— start DATA PROVIDED —

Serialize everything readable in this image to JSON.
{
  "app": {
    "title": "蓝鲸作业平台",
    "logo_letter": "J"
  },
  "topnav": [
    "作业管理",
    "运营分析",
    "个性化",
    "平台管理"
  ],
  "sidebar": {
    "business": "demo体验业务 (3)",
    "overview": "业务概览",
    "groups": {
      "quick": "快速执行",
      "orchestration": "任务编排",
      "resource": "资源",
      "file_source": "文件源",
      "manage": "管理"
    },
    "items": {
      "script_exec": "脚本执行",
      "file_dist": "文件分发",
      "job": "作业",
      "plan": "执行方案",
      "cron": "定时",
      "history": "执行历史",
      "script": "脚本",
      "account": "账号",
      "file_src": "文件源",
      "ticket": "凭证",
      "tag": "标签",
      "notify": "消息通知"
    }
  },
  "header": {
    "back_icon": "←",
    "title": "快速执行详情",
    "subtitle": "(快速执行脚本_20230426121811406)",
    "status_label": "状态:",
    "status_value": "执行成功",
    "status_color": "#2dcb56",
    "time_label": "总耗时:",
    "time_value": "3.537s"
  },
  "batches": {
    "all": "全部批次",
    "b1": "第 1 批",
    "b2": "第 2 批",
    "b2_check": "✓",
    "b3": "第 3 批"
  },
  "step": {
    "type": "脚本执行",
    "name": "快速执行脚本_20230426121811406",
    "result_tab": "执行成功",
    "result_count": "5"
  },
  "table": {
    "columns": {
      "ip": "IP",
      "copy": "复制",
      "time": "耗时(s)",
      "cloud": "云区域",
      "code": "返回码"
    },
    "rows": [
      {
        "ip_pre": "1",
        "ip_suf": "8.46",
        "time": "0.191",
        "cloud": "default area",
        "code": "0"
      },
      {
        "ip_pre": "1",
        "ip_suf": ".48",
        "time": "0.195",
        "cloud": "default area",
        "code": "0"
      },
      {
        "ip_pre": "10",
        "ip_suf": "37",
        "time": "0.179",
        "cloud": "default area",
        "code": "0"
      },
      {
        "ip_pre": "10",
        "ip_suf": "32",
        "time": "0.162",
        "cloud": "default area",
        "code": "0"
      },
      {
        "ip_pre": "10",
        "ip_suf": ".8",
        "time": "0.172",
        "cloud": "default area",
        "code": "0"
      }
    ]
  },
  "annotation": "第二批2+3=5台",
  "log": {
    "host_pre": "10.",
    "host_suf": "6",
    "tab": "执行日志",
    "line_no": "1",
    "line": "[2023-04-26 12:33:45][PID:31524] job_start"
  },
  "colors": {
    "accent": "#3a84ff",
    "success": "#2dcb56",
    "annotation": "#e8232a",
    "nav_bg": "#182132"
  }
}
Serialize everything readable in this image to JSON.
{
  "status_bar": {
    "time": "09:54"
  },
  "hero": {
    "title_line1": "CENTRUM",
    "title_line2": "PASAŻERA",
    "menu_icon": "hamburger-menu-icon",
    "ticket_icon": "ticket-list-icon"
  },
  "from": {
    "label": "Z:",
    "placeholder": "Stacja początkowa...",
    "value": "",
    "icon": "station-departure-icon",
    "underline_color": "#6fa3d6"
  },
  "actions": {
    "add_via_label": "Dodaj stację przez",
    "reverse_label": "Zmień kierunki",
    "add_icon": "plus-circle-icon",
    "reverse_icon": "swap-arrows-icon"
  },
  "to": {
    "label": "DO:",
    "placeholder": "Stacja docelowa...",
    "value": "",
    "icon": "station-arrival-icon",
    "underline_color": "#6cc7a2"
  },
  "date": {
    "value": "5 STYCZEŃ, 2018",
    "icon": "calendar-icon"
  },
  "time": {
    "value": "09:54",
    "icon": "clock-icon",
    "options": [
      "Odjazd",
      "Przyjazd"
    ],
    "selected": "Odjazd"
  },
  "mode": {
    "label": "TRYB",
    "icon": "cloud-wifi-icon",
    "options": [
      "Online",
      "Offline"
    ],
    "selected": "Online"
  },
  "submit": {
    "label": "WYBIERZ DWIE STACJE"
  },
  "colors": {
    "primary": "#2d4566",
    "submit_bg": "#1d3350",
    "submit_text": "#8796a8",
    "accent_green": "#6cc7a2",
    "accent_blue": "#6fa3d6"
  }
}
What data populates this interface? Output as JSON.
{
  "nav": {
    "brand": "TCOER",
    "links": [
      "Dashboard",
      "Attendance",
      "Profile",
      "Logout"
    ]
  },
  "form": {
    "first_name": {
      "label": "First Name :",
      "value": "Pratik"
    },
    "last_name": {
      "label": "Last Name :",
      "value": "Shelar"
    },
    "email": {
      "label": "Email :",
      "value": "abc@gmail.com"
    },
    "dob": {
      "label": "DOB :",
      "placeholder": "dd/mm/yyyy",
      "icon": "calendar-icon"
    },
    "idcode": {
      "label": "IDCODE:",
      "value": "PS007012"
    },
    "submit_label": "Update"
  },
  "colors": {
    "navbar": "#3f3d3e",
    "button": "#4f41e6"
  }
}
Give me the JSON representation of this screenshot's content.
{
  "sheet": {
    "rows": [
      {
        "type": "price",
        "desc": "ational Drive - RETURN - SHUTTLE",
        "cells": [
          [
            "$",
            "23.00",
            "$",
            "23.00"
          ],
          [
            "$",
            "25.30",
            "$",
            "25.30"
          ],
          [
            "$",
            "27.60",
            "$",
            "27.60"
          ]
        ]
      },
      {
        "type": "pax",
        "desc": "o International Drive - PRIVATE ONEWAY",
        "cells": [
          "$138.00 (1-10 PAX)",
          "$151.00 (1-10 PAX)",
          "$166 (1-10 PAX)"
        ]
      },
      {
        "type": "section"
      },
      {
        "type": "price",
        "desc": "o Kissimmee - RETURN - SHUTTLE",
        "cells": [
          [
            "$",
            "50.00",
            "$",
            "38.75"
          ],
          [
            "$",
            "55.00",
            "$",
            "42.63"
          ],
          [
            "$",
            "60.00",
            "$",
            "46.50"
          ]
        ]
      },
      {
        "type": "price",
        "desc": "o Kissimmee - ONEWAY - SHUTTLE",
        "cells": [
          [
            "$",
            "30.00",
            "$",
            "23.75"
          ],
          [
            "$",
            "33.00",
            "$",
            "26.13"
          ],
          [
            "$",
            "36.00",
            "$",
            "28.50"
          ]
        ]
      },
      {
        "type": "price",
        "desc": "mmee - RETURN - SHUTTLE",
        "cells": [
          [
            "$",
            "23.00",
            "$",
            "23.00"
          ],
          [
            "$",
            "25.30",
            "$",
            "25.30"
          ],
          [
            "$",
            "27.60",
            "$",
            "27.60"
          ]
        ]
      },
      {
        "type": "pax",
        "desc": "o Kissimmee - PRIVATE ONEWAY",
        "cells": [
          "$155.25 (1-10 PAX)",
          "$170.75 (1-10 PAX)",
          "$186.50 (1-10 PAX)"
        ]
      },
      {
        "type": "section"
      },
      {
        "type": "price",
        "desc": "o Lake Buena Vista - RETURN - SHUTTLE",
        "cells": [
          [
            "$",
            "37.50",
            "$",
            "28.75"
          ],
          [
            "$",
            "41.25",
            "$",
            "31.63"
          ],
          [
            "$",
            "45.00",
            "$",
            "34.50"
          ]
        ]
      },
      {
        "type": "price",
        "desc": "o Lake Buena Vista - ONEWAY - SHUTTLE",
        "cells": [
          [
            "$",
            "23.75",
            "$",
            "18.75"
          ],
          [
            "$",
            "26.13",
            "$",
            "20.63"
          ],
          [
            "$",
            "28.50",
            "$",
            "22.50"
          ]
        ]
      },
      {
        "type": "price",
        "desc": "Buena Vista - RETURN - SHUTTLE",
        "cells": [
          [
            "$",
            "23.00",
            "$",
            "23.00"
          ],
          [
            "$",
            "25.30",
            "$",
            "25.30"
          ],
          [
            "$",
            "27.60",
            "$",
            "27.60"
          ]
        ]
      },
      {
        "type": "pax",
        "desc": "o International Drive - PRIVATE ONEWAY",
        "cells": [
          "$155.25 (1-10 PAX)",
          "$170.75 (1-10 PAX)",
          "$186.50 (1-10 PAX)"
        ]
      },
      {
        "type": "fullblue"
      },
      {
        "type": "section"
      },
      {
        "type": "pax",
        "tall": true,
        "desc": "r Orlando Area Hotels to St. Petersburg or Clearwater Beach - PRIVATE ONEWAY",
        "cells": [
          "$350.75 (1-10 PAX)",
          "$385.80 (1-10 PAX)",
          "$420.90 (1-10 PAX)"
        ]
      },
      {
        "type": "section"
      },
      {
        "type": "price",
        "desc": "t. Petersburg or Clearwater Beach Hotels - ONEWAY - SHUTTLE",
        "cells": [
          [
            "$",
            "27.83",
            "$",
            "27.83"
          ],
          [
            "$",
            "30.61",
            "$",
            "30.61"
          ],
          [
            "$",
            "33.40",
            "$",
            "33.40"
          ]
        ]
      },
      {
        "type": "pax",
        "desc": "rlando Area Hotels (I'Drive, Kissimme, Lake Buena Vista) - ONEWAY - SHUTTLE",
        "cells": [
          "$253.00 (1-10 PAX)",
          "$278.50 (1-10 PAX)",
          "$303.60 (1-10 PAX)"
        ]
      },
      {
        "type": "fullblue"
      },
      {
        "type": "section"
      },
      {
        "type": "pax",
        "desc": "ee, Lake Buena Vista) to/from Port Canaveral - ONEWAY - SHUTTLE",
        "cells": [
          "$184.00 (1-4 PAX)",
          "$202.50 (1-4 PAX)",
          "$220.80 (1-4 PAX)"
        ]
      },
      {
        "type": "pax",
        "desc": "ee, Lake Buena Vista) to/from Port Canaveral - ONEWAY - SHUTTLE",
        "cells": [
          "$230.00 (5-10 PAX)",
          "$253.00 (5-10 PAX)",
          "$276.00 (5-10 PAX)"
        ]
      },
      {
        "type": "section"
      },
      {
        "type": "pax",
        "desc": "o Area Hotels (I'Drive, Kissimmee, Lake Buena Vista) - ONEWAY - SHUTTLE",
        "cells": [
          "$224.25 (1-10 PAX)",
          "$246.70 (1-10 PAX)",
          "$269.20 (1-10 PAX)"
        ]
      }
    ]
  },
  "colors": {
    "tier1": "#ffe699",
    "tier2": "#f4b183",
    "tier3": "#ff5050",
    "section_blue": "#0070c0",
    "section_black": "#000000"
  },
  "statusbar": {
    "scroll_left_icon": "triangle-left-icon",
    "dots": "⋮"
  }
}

— end DATA PROVIDED —

### WHAT IS ASKED
Determine the number of lines in the data that contain "calendar" as a word or string, and state only that number.

### ANSWER TO THE EXERCISE
2